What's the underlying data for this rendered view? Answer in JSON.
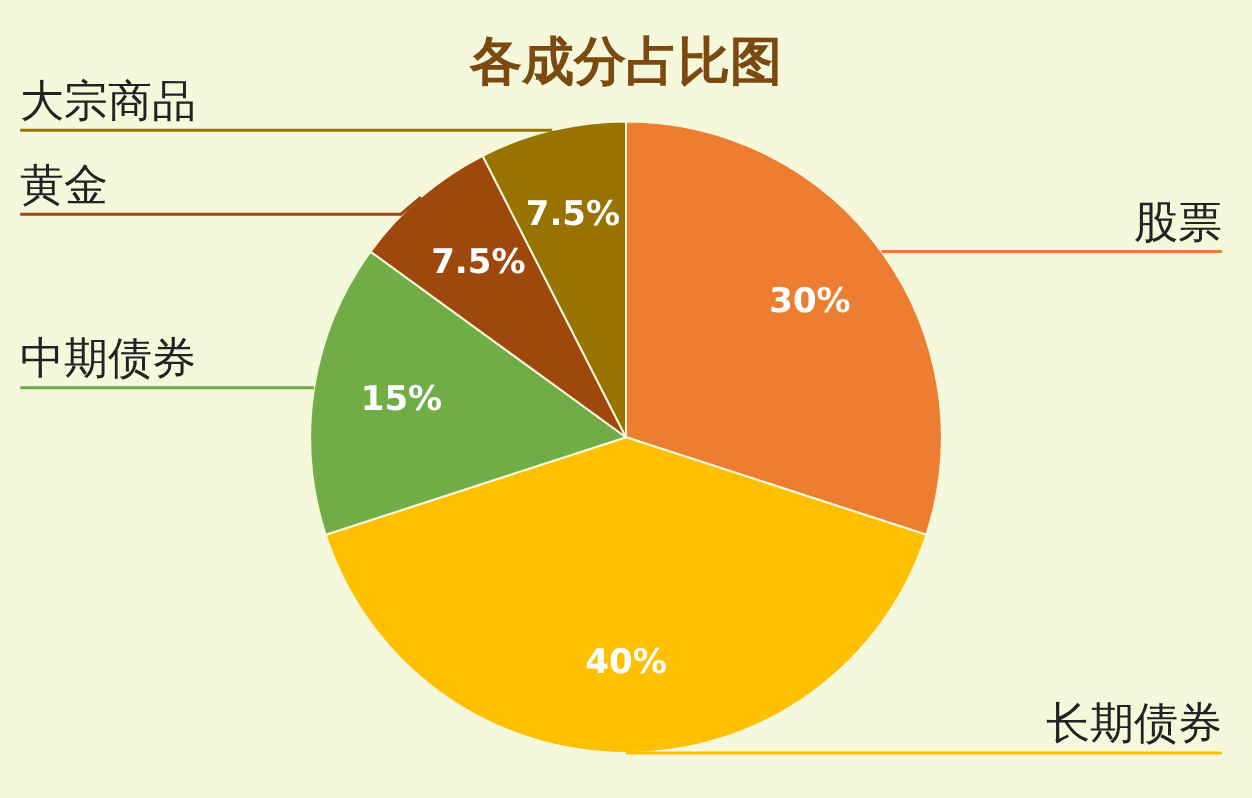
{
  "chart_data": {
    "type": "pie",
    "title": "各成分占比图",
    "categories": [
      "股票",
      "长期债券",
      "中期债券",
      "黄金",
      "大宗商品"
    ],
    "values": [
      30,
      40,
      15,
      7.5,
      7.5
    ],
    "colors": [
      "#ed7d31",
      "#ffc000",
      "#70ad47",
      "#9e480e",
      "#997300"
    ],
    "value_labels": [
      "30%",
      "40%",
      "15%",
      "7.5%",
      "7.5%"
    ],
    "legend": false
  }
}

#####

Do this: Quote all the lines above exactly as given. Do not include the pictures.

Task output:
What's the underlying data for this rendered view? Answer in JSON.
{
  "chart_data": {
    "type": "pie",
    "title": "各成分占比图",
    "categories": [
      "股票",
      "长期债券",
      "中期债券",
      "黄金",
      "大宗商品"
    ],
    "values": [
      30,
      40,
      15,
      7.5,
      7.5
    ],
    "colors": [
      "#ed7d31",
      "#ffc000",
      "#70ad47",
      "#9e480e",
      "#997300"
    ],
    "value_labels": [
      "30%",
      "40%",
      "15%",
      "7.5%",
      "7.5%"
    ],
    "legend": false
  }
}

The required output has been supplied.